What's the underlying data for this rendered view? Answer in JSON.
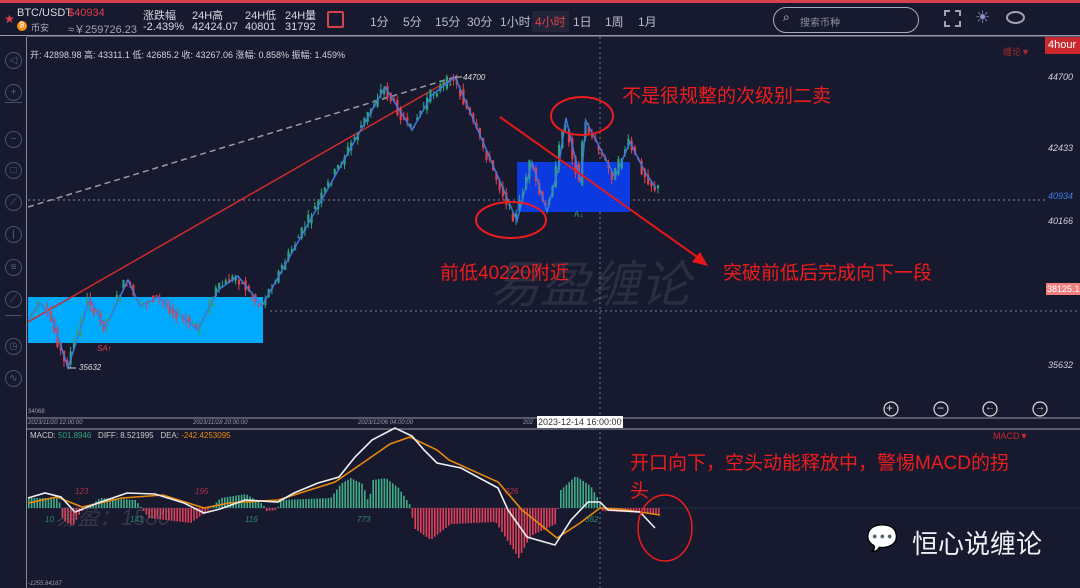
{
  "header": {
    "symbol": "BTC/USDT",
    "price": "$40934",
    "exchange": "币安",
    "cny_price": "≈￥259726.23",
    "stats": [
      {
        "label": "涨跌幅",
        "value": "-2.439%"
      },
      {
        "label": "24H高",
        "value": "42424.07"
      },
      {
        "label": "24H低",
        "value": "40801"
      },
      {
        "label": "24H量",
        "value": "31792"
      }
    ],
    "timeframes": [
      "1分",
      "5分",
      "15分",
      "30分",
      "1小时",
      "4小时",
      "1日",
      "1周",
      "1月"
    ],
    "active_timeframe": "4小时",
    "search_placeholder": "搜索币种"
  },
  "ohlc": "开: 42898.98   高: 43311.1   低: 42685.2   收: 43267.06   涨幅: 0.858%   振幅: 1.459%",
  "chart": {
    "period_badge": "4hour",
    "indicator_menu": "缠论▼",
    "price_labels": {
      "p44700": "44700",
      "p42433": "42433",
      "current": "40934",
      "p40166": "40166",
      "crosshair": "38125.14",
      "p35632": "35632",
      "bottom": "34068"
    },
    "high_marker": "44700",
    "low_marker": "35632",
    "sa_marker": "SA↑",
    "a_marker": "A↓",
    "time_labels": [
      "2023/11/20 12:00:00",
      "2023/11/28 20:00:00",
      "2023/12/06 04:00:00",
      "202"
    ],
    "crosshair_time": "2023-12-14 16:00:00",
    "watermark": "易盈缠论",
    "colors": {
      "up": "#2fa37a",
      "down": "#e0404a",
      "stroke": "#3b78e0",
      "accent": "#ee1c1c"
    }
  },
  "annotations": {
    "second_sell": "不是很规整的次级别二卖",
    "prev_low": "前低40220附近",
    "break_low": "突破前低后完成向下一段",
    "macd_note_1": "开口向下，空头动能释放中，警惕MACD的拐",
    "macd_note_2": "头"
  },
  "macd": {
    "label": "MACD: ",
    "value": "501.8946",
    "diff": "DIFF: 8.521995",
    "dea_label": "DEA: ",
    "dea": "-242.4253095",
    "menu": "MACD▼",
    "bottom": "-1255.84167",
    "watermark": "易盈：1580",
    "area_labels_red": [
      "123",
      "195",
      "326"
    ],
    "area_labels_green": [
      "10",
      "141",
      "116",
      "773",
      "362"
    ]
  },
  "brand": "恒心说缠论"
}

STATED PROBLEM: From the entries, copy out each line containing the word "value".

PROBLEM SOLUTION:
        "value": "-2.439%"
        "value": "42424.07"
        "value": "40801"
        "value": "31792"
    "value": "501.8946",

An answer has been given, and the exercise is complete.